Data to use:

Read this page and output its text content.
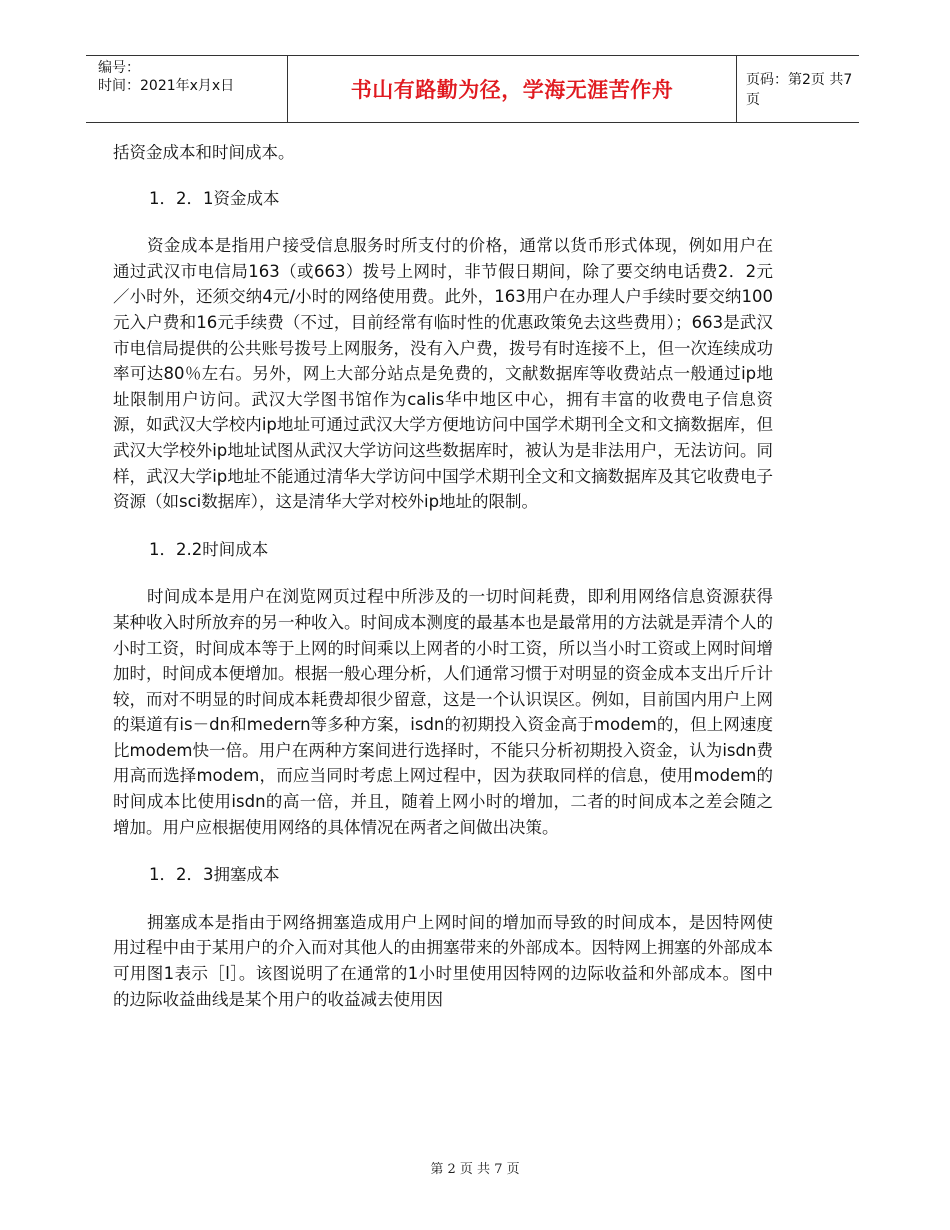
编号：
时间：2021年x月x日	书山有路勤为径，学海无涯苦作舟	页码：第2页 共7页

括资金成本和时间成本。

1．2．1资金成本

资金成本是指用户接受信息服务时所支付的价格，通常以货币形式体现，例如用户在通过武汉市电信局163（或663）拨号上网时，非节假日期间，除了要交纳电话费2．2元／小时外，还须交纳4元/小时的网络使用费。此外，163用户在办理人户手续时要交纳100元入户费和16元手续费（不过，目前经常有临时性的优惠政策免去这些费用）；663是武汉市电信局提供的公共账号拨号上网服务，没有入户费，拨号有时连接不上，但一次连续成功率可达80％左右。另外，网上大部分站点是免费的，文献数据库等收费站点一般通过ip地址限制用户访问。武汉大学图书馆作为calis华中地区中心，拥有丰富的收费电子信息资源，如武汉大学校内ip地址可通过武汉大学方便地访问中国学术期刊全文和文摘数据库，但武汉大学校外ip地址试图从武汉大学访问这些数据库时，被认为是非法用户，无法访问。同样，武汉大学ip地址不能通过清华大学访问中国学术期刊全文和文摘数据库及其它收费电子资源（如sci数据库），这是清华大学对校外ip地址的限制。

1．2.2时间成本

时间成本是用户在浏览网页过程中所涉及的一切时间耗费，即利用网络信息资源获得某种收入时所放弃的另一种收入。时间成本测度的最基本也是最常用的方法就是弄清个人的小时工资，时间成本等于上网的时间乘以上网者的小时工资，所以当小时工资或上网时间增加时，时间成本便增加。根据一般心理分析，人们通常习惯于对明显的资金成本支出斤斤计较，而对不明显的时间成本耗费却很少留意，这是一个认识误区。例如，目前国内用户上网的渠道有is－dn和medern等多种方案，isdn的初期投入资金高于modem的，但上网速度比modem快一倍。用户在两种方案间进行选择时，不能只分析初期投入资金，认为isdn费用高而选择modem，而应当同时考虑上网过程中，因为获取同样的信息，使用modem的时间成本比使用isdn的高一倍，并且，随着上网小时的增加，二者的时间成本之差会随之增加。用户应根据使用网络的具体情况在两者之间做出决策。

1．2．3拥塞成本

拥塞成本是指由于网络拥塞造成用户上网时间的增加而导致的时间成本，是因特网使用过程中由于某用户的介入而对其他人的由拥塞带来的外部成本。因特网上拥塞的外部成本可用图1表示［l］。该图说明了在通常的1小时里使用因特网的边际收益和外部成本。图中的边际收益曲线是某个用户的收益减去使用因

第 2 页 共 7 页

Challenge: Leave every image out, and retype the material exactly.

Task result:
Read this page and output its text content.
编号：
时间：2021年x月x日	书山有路勤为径，学海无涯苦作舟	页码：第2页 共7页

括资金成本和时间成本。

1．2．1资金成本

资金成本是指用户接受信息服务时所支付的价格，通常以货币形式体现，例如用户在通过武汉市电信局163（或663）拨号上网时，非节假日期间，除了要交纳电话费2．2元／小时外，还须交纳4元/小时的网络使用费。此外，163用户在办理人户手续时要交纳100元入户费和16元手续费（不过，目前经常有临时性的优惠政策免去这些费用）；663是武汉市电信局提供的公共账号拨号上网服务，没有入户费，拨号有时连接不上，但一次连续成功率可达80％左右。另外，网上大部分站点是免费的，文献数据库等收费站点一般通过ip地址限制用户访问。武汉大学图书馆作为calis华中地区中心，拥有丰富的收费电子信息资源，如武汉大学校内ip地址可通过武汉大学方便地访问中国学术期刊全文和文摘数据库，但武汉大学校外ip地址试图从武汉大学访问这些数据库时，被认为是非法用户，无法访问。同样，武汉大学ip地址不能通过清华大学访问中国学术期刊全文和文摘数据库及其它收费电子资源（如sci数据库），这是清华大学对校外ip地址的限制。

1．2.2时间成本

时间成本是用户在浏览网页过程中所涉及的一切时间耗费，即利用网络信息资源获得某种收入时所放弃的另一种收入。时间成本测度的最基本也是最常用的方法就是弄清个人的小时工资，时间成本等于上网的时间乘以上网者的小时工资，所以当小时工资或上网时间增加时，时间成本便增加。根据一般心理分析，人们通常习惯于对明显的资金成本支出斤斤计较，而对不明显的时间成本耗费却很少留意，这是一个认识误区。例如，目前国内用户上网的渠道有is－dn和medern等多种方案，isdn的初期投入资金高于modem的，但上网速度比modem快一倍。用户在两种方案间进行选择时，不能只分析初期投入资金，认为isdn费用高而选择modem，而应当同时考虑上网过程中，因为获取同样的信息，使用modem的时间成本比使用isdn的高一倍，并且，随着上网小时的增加，二者的时间成本之差会随之增加。用户应根据使用网络的具体情况在两者之间做出决策。

1．2．3拥塞成本

拥塞成本是指由于网络拥塞造成用户上网时间的增加而导致的时间成本，是因特网使用过程中由于某用户的介入而对其他人的由拥塞带来的外部成本。因特网上拥塞的外部成本可用图1表示［l］。该图说明了在通常的1小时里使用因特网的边际收益和外部成本。图中的边际收益曲线是某个用户的收益减去使用因

第 2 页 共 7 页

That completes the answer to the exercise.